**Data entries:**
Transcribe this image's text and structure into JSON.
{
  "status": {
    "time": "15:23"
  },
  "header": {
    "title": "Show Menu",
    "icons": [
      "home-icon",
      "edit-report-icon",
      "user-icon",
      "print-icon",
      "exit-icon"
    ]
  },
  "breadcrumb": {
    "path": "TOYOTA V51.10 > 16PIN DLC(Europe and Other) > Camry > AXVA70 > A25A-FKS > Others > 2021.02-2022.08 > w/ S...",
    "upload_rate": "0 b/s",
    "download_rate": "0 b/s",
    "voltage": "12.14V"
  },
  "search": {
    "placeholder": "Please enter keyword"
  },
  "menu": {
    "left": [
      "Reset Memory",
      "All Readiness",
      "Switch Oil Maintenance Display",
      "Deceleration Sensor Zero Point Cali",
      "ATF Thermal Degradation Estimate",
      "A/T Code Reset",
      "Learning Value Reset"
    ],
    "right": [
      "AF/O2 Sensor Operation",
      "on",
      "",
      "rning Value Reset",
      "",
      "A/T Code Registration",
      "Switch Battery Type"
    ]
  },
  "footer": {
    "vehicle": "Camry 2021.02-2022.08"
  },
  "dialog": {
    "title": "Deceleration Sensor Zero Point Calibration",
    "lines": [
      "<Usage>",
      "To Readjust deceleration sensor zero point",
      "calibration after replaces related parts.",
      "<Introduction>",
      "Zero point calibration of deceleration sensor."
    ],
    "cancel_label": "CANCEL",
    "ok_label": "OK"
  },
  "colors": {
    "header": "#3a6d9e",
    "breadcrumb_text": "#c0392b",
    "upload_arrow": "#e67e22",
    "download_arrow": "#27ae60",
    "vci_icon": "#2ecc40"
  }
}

**EXERCISE INSTRUCTIONS:** All of the data shown above must be copied exactly.

**COMPLETED EXERCISE:**
Transcribe this image's text and structure into JSON.
{
  "status": {
    "time": "15:23"
  },
  "header": {
    "title": "Show Menu",
    "icons": [
      "home-icon",
      "edit-report-icon",
      "user-icon",
      "print-icon",
      "exit-icon"
    ]
  },
  "breadcrumb": {
    "path": "TOYOTA V51.10 > 16PIN DLC(Europe and Other) > Camry > AXVA70 > A25A-FKS > Others > 2021.02-2022.08 > w/ S...",
    "upload_rate": "0 b/s",
    "download_rate": "0 b/s",
    "voltage": "12.14V"
  },
  "search": {
    "placeholder": "Please enter keyword"
  },
  "menu": {
    "left": [
      "Reset Memory",
      "All Readiness",
      "Switch Oil Maintenance Display",
      "Deceleration Sensor Zero Point Cali",
      "ATF Thermal Degradation Estimate",
      "A/T Code Reset",
      "Learning Value Reset"
    ],
    "right": [
      "AF/O2 Sensor Operation",
      "on",
      "",
      "rning Value Reset",
      "",
      "A/T Code Registration",
      "Switch Battery Type"
    ]
  },
  "footer": {
    "vehicle": "Camry 2021.02-2022.08"
  },
  "dialog": {
    "title": "Deceleration Sensor Zero Point Calibration",
    "lines": [
      "<Usage>",
      "To Readjust deceleration sensor zero point",
      "calibration after replaces related parts.",
      "<Introduction>",
      "Zero point calibration of deceleration sensor."
    ],
    "cancel_label": "CANCEL",
    "ok_label": "OK"
  },
  "colors": {
    "header": "#3a6d9e",
    "breadcrumb_text": "#c0392b",
    "upload_arrow": "#e67e22",
    "download_arrow": "#27ae60",
    "vci_icon": "#2ecc40"
  }
}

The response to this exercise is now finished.